→ Supplied data
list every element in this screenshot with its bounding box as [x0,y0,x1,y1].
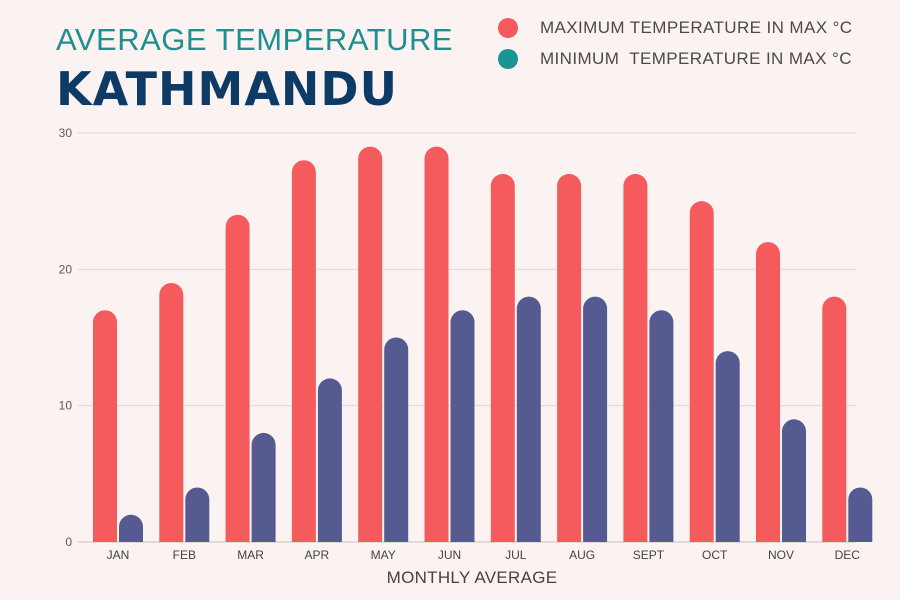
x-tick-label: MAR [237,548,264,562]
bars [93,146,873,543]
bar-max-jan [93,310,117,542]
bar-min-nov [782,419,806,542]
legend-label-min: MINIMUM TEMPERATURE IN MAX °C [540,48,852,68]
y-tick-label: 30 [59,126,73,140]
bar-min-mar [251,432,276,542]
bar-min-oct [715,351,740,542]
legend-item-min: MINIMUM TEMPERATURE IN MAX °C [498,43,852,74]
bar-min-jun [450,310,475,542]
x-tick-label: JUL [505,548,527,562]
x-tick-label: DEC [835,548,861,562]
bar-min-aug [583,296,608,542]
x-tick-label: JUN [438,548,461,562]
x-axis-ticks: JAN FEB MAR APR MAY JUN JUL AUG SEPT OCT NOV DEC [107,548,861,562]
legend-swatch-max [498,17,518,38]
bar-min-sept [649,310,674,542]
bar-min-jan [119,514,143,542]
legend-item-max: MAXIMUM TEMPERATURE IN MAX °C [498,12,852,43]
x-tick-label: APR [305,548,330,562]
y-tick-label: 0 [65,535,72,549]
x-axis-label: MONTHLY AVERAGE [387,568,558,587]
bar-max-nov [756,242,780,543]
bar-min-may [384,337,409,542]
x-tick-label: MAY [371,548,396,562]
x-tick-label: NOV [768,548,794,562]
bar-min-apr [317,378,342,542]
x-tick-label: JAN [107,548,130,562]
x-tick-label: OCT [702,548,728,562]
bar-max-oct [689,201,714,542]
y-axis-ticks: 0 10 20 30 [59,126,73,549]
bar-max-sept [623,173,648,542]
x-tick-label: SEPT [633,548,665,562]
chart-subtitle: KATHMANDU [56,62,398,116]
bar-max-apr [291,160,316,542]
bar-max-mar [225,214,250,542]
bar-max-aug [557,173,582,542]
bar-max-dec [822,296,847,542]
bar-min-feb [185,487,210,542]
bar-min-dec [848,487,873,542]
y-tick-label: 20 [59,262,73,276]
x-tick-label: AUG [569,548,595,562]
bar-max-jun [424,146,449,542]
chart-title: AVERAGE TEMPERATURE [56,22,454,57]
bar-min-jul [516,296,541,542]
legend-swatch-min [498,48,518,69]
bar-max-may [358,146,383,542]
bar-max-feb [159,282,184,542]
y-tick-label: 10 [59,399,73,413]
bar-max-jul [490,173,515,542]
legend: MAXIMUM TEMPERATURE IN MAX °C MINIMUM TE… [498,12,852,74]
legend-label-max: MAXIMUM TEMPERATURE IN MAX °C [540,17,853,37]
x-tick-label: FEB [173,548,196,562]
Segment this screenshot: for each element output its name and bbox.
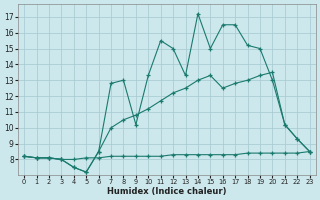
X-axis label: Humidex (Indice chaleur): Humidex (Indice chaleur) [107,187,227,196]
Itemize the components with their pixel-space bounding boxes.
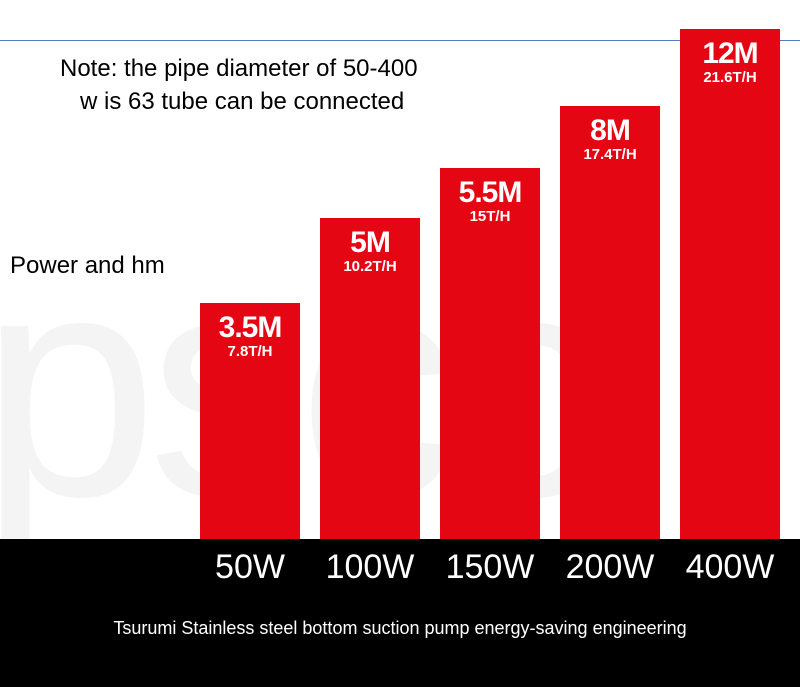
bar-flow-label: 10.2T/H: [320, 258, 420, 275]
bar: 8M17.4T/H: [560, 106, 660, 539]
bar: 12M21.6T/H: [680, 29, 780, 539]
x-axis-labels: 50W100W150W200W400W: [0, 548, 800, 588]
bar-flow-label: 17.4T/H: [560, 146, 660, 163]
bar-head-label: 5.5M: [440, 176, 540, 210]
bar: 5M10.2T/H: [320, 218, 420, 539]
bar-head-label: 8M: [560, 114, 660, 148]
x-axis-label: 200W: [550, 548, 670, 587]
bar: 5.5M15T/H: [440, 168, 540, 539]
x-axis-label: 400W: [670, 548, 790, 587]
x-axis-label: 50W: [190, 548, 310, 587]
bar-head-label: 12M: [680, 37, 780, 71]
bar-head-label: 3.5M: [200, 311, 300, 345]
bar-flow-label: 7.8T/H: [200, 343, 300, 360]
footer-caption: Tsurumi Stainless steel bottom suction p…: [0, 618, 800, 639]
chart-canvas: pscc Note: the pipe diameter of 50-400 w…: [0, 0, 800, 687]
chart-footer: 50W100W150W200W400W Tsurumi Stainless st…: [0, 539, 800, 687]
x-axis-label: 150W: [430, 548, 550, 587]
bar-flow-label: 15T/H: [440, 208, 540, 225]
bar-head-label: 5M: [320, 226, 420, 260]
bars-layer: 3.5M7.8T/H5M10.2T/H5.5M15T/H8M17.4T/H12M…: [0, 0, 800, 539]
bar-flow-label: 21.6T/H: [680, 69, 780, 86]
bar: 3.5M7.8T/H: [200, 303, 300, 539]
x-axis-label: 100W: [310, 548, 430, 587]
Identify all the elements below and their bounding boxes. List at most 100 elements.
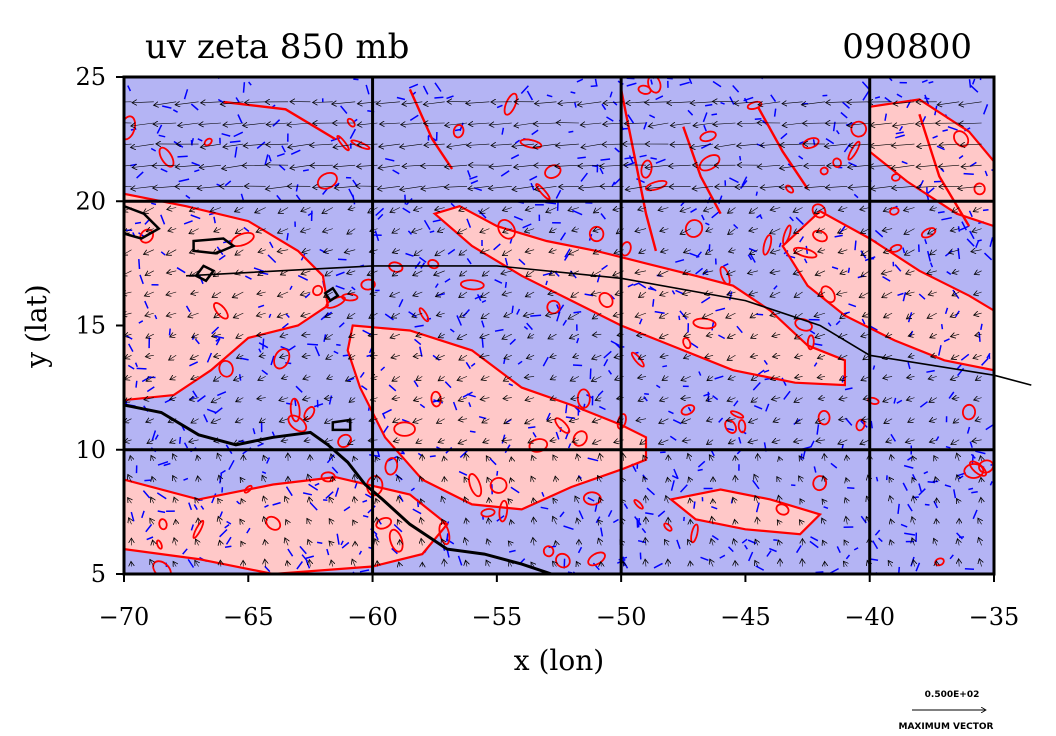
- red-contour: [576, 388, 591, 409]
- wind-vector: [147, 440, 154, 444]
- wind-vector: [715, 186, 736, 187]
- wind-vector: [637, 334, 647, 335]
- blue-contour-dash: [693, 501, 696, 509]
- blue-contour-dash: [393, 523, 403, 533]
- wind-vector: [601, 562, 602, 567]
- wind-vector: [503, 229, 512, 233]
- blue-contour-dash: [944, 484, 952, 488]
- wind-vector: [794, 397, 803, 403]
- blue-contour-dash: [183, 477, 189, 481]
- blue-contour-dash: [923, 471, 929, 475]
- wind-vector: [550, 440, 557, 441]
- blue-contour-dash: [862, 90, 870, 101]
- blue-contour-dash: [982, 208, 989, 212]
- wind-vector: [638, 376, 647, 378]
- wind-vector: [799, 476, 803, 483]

→ Brief
Could you reproduce the records between the line containing "X-axis label: Humidex" and the line containing "Itemize the components", inclusive, with "Humidex" swapped for "Heat index" and everything else left as is?

→ Completed exercise
X-axis label: Heat index (Indice chaleur): Heat index (Indice chaleur) [107,187,227,196]
Itemize the components with their pixel-space bounding boxes.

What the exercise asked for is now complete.